**WORK REQUIRED**: Without the pictures, can you quote each line below exactly?

**EXERCISE INPUT**:
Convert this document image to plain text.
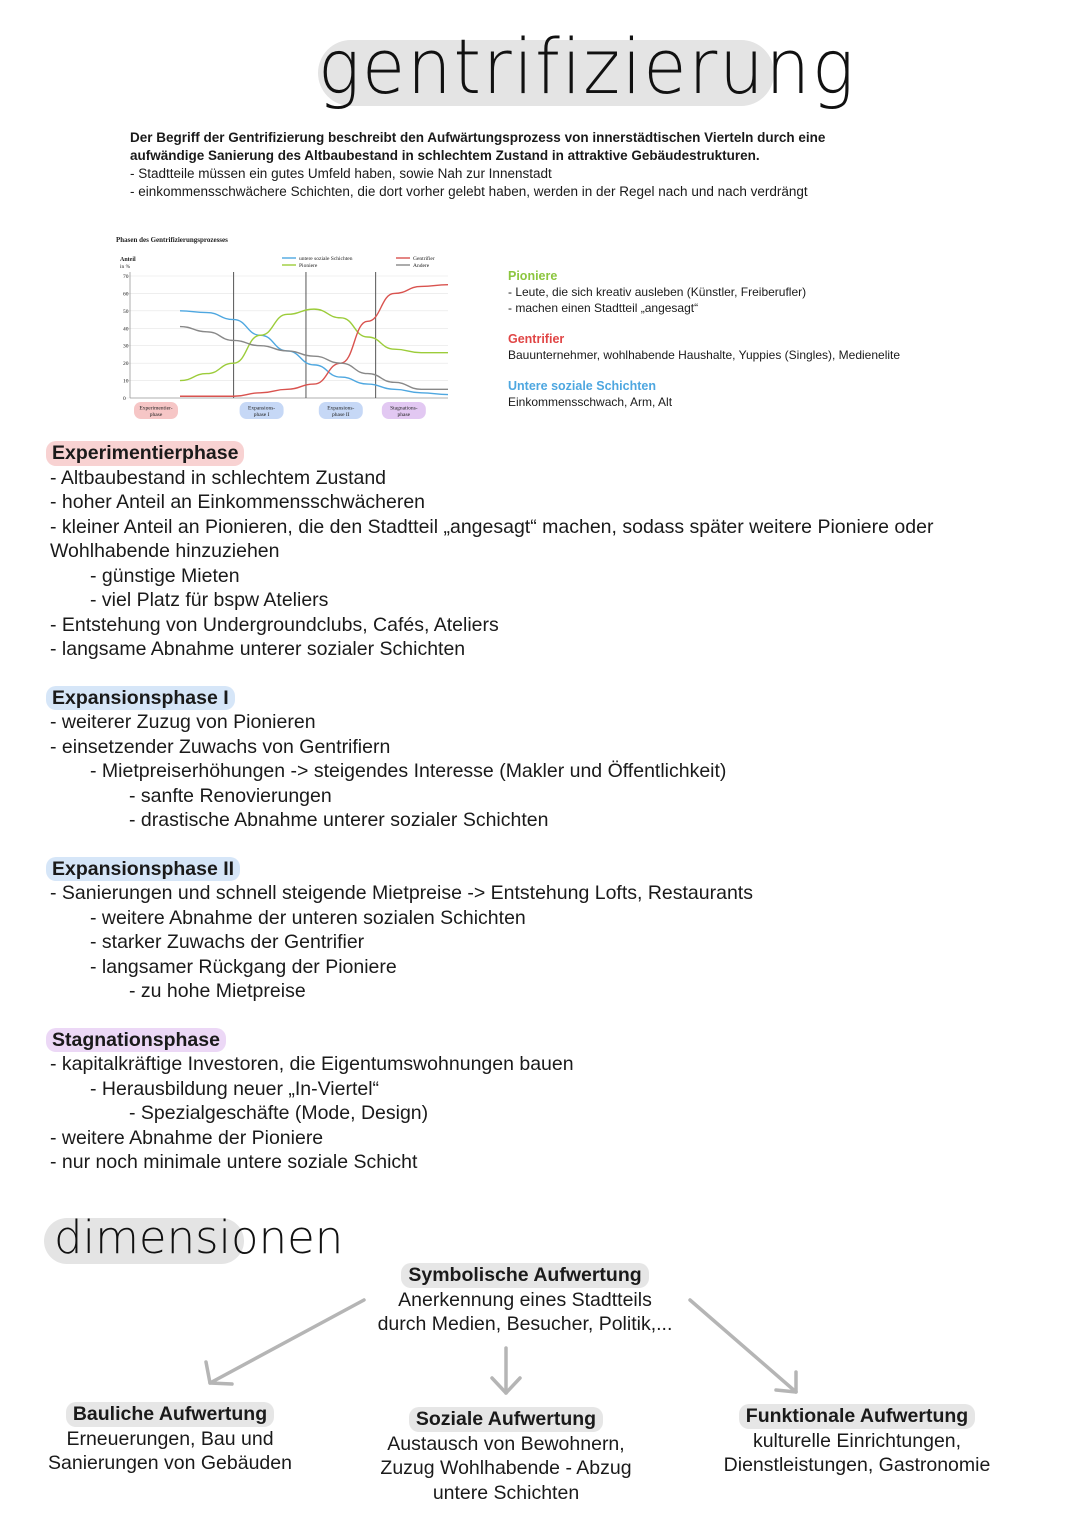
gentrifizierung
Der Begriff der Gentrifizierung beschreibt den Aufwärtungsprozess von innerstädtischen Vierteln durch eine
aufwändige Sanierung des Altbaubestand in schlechtem Zustand in attraktive Gebäudestrukturen.
- Stadtteile müssen ein gutes Umfeld haben, sowie Nah zur Innenstadt
- einkommensschwächere Schichten, die dort vorher gelebt haben, werden in der Regel nach und nach verdrängt
Phasen des Gentrifizierungsprozesses
Anteil
in %
70
60
50
40
30
20
10
0
untere soziale Schichten
Pioniere
Gentrifier
Andere
Experimentier-
phase
Expansions-
phase I
Expansions-
phase II
Stagnations-
phase
Pioniere
- Leute, die sich kreativ ausleben (Künstler, Freiberufler)
- machen einen Stadtteil „angesagt“
Gentrifier
Bauunternehmer, wohlhabende Haushalte, Yuppies (Singles), Medienelite
Untere soziale Schichten
Einkommensschwach, Arm, Alt
Experimentierphase
- Altbaubestand in schlechtem Zustand
- hoher Anteil an Einkommensschwächeren
- kleiner Anteil an Pionieren, die den Stadtteil „angesagt“ machen, sodass später weitere Pioniere oder Wohlhabende hinzuziehen
- günstige Mieten
- viel Platz für bspw Ateliers
- Entstehung von Undergroundclubs, Cafés, Ateliers
- langsame Abnahme unterer sozialer Schichten
Expansionsphase I
- weiterer Zuzug von Pionieren
- einsetzender Zuwachs von Gentrifiern
- Mietpreiserhöhungen -> steigendes Interesse (Makler und Öffentlichkeit)
- sanfte Renovierungen
- drastische Abnahme unterer sozialer Schichten
Expansionsphase II
- Sanierungen und schnell steigende Mietpreise -> Entstehung Lofts, Restaurants
- weitere Abnahme der unteren sozialen Schichten
- starker Zuwachs der Gentrifier
- langsamer Rückgang der Pioniere
- zu hohe Mietpreise
Stagnationsphase
- kapitalkräftige Investoren, die Eigentumswohnungen bauen
- Herausbildung neuer „In-Viertel“
- Spezialgeschäfte (Mode, Design)
- weitere Abnahme der Pioniere
- nur noch minimale untere soziale Schicht
dimensionen
Symbolische Aufwertung
Anerkennung eines Stadtteils
durch Medien, Besucher, Politik,...
Bauliche Aufwertung
Erneuerungen, Bau und
Sanierungen von Gebäuden
Soziale Aufwertung
Austausch von Bewohnern,
Zuzug Wohlhabende - Abzug
untere Schichten
Funktionale Aufwertung
kulturelle Einrichtungen,
Dienstleistungen, Gastronomie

**THE COMPLETED TASK**:
Convert this document image to plain text.
gentrifizierung
Der Begriff der Gentrifizierung beschreibt den Aufwärtungsprozess von innerstädtischen Vierteln durch eine
aufwändige Sanierung des Altbaubestand in schlechtem Zustand in attraktive Gebäudestrukturen.
- Stadtteile müssen ein gutes Umfeld haben, sowie Nah zur Innenstadt
- einkommensschwächere Schichten, die dort vorher gelebt haben, werden in der Regel nach und nach verdrängt
Phasen des Gentrifizierungsprozesses
Anteil
in %
70
60
50
40
30
20
10
0
untere soziale Schichten
Pioniere
Gentrifier
Andere
Experimentier-
phase
Expansions-
phase I
Expansions-
phase II
Stagnations-
phase
Pioniere
- Leute, die sich kreativ ausleben (Künstler, Freiberufler)
- machen einen Stadtteil „angesagt“
Gentrifier
Bauunternehmer, wohlhabende Haushalte, Yuppies (Singles), Medienelite
Untere soziale Schichten
Einkommensschwach, Arm, Alt
Experimentierphase
- Altbaubestand in schlechtem Zustand
- hoher Anteil an Einkommensschwächeren
- kleiner Anteil an Pionieren, die den Stadtteil „angesagt“ machen, sodass später weitere Pioniere oder Wohlhabende hinzuziehen
- günstige Mieten
- viel Platz für bspw Ateliers
- Entstehung von Undergroundclubs, Cafés, Ateliers
- langsame Abnahme unterer sozialer Schichten
Expansionsphase I
- weiterer Zuzug von Pionieren
- einsetzender Zuwachs von Gentrifiern
- Mietpreiserhöhungen -> steigendes Interesse (Makler und Öffentlichkeit)
- sanfte Renovierungen
- drastische Abnahme unterer sozialer Schichten
Expansionsphase II
- Sanierungen und schnell steigende Mietpreise -> Entstehung Lofts, Restaurants
- weitere Abnahme der unteren sozialen Schichten
- starker Zuwachs der Gentrifier
- langsamer Rückgang der Pioniere
- zu hohe Mietpreise
Stagnationsphase
- kapitalkräftige Investoren, die Eigentumswohnungen bauen
- Herausbildung neuer „In-Viertel“
- Spezialgeschäfte (Mode, Design)
- weitere Abnahme der Pioniere
- nur noch minimale untere soziale Schicht
dimensionen
Symbolische Aufwertung
Anerkennung eines Stadtteils
durch Medien, Besucher, Politik,...
Bauliche Aufwertung
Erneuerungen, Bau und
Sanierungen von Gebäuden
Soziale Aufwertung
Austausch von Bewohnern,
Zuzug Wohlhabende - Abzug
untere Schichten
Funktionale Aufwertung
kulturelle Einrichtungen,
Dienstleistungen, Gastronomie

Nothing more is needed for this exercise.